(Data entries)
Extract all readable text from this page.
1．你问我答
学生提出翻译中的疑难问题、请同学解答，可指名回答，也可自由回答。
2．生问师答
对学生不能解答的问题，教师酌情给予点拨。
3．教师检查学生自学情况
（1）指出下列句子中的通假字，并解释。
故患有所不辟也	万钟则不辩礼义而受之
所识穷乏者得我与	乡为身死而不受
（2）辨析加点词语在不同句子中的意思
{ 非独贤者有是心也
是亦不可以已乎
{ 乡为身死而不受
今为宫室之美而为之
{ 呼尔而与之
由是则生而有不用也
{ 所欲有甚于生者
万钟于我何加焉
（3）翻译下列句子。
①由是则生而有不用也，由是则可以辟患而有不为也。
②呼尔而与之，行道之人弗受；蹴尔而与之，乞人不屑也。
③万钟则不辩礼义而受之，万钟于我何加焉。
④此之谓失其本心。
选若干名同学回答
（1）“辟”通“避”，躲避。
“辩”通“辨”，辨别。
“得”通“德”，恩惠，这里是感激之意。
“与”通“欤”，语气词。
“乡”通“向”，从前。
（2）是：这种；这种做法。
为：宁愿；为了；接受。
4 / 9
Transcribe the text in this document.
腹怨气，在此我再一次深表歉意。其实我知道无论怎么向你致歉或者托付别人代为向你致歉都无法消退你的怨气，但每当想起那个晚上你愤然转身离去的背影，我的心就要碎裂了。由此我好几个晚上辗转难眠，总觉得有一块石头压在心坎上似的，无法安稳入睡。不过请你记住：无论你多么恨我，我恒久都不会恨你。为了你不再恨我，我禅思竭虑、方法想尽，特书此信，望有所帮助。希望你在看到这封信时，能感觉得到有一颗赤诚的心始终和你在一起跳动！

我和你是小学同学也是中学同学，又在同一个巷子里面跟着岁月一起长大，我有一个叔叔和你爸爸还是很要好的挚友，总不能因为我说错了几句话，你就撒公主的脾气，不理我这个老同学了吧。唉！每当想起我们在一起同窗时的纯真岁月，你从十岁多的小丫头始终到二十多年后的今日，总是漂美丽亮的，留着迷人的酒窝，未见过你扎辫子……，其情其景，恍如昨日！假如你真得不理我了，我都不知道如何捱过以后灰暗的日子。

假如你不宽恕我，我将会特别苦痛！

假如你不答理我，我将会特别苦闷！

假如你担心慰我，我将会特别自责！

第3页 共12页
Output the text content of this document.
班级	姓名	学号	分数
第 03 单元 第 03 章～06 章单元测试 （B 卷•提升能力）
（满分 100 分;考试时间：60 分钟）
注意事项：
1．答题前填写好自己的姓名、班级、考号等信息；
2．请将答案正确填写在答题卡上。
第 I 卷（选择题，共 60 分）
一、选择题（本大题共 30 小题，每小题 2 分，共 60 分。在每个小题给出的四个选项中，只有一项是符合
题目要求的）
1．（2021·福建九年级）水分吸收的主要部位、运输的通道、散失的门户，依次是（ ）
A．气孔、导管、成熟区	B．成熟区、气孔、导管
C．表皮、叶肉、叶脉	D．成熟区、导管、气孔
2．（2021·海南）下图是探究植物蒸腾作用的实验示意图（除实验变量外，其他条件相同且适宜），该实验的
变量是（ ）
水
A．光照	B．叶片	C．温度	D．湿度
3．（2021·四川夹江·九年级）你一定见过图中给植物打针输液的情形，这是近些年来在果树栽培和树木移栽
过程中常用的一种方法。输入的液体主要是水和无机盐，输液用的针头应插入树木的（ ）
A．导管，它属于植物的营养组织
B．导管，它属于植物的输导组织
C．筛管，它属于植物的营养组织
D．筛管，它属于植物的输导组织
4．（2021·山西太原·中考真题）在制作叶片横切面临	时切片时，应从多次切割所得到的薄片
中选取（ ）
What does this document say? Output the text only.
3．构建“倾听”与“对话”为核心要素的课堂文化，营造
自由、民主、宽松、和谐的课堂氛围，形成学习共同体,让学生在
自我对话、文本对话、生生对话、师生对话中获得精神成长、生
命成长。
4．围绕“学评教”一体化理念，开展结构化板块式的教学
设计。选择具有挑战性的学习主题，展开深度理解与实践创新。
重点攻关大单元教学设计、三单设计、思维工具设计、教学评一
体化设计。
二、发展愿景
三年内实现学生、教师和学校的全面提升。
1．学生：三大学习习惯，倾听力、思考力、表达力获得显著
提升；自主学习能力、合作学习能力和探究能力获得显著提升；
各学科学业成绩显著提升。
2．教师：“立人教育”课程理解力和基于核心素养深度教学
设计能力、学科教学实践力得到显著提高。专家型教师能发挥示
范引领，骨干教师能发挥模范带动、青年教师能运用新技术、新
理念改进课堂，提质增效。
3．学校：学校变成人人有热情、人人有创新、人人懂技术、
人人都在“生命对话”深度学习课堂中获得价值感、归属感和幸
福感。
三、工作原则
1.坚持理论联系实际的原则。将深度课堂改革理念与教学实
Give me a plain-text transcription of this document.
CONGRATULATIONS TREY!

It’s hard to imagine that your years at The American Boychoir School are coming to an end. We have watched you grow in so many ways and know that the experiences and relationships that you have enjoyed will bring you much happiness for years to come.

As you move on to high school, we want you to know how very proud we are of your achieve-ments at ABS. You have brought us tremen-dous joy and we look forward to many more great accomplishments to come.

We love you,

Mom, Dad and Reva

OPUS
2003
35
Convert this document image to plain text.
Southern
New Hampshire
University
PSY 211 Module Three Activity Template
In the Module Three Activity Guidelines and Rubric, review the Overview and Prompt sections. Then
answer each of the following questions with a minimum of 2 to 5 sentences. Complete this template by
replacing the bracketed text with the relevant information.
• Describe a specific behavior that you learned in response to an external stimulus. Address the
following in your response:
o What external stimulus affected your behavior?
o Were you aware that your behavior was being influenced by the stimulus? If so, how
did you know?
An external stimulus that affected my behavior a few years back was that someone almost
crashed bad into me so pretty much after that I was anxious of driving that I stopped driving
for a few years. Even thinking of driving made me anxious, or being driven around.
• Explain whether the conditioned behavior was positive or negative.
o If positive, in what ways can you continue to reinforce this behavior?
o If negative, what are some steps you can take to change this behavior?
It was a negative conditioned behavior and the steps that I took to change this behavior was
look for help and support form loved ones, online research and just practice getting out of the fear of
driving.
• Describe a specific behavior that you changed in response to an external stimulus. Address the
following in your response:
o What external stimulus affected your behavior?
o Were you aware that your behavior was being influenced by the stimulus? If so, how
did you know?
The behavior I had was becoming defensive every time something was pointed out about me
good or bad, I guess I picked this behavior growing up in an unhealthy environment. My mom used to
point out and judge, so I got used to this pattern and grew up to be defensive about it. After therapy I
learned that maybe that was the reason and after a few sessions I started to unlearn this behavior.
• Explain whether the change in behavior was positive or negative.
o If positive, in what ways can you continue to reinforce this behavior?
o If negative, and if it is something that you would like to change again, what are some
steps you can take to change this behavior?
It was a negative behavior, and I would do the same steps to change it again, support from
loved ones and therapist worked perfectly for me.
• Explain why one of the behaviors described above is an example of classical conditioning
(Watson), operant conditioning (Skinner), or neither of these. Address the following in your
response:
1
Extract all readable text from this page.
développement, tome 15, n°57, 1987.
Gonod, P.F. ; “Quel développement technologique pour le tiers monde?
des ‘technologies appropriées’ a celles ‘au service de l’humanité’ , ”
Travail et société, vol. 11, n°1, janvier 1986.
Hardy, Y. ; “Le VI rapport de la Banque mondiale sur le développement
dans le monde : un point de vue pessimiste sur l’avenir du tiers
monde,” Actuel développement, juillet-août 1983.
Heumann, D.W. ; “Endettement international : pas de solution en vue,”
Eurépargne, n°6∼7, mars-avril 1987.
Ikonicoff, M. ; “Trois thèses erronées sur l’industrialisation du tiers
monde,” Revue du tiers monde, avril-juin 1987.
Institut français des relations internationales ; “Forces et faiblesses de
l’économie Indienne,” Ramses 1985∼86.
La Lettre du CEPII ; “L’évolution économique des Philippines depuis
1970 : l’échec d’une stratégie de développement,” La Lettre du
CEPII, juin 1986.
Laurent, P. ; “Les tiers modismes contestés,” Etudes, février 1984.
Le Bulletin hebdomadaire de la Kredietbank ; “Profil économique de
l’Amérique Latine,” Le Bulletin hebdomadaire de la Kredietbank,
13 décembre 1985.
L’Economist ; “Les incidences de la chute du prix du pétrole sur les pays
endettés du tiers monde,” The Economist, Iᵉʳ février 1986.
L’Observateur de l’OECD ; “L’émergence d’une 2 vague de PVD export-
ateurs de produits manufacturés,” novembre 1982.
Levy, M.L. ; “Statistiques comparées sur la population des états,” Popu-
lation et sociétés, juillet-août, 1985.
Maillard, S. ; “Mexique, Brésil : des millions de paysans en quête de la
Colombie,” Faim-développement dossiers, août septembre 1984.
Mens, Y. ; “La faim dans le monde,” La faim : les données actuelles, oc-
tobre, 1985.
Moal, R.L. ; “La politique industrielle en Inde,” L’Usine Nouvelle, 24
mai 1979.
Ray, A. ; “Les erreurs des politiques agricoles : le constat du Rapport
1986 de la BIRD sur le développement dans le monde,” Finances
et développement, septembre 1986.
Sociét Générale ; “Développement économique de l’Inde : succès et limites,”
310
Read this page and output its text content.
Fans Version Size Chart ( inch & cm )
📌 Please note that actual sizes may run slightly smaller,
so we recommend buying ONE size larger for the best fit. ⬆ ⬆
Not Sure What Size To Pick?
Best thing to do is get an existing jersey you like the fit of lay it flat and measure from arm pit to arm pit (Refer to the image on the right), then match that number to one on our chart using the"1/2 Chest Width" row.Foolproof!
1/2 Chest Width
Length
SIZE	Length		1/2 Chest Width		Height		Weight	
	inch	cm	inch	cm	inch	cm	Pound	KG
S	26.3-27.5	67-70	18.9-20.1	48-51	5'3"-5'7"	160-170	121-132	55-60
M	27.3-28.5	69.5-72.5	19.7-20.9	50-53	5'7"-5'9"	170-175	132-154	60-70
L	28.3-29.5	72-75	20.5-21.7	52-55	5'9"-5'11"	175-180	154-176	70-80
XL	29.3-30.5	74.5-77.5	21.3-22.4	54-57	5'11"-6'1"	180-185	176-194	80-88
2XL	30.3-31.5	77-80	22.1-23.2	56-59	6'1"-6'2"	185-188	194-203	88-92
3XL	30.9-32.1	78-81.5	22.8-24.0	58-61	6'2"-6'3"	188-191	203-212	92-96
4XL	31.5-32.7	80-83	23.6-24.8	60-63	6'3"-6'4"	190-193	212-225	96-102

_Problem requirements_. Reply with nothing but the number of lines that contain the word "ones".

_Full solution_. 2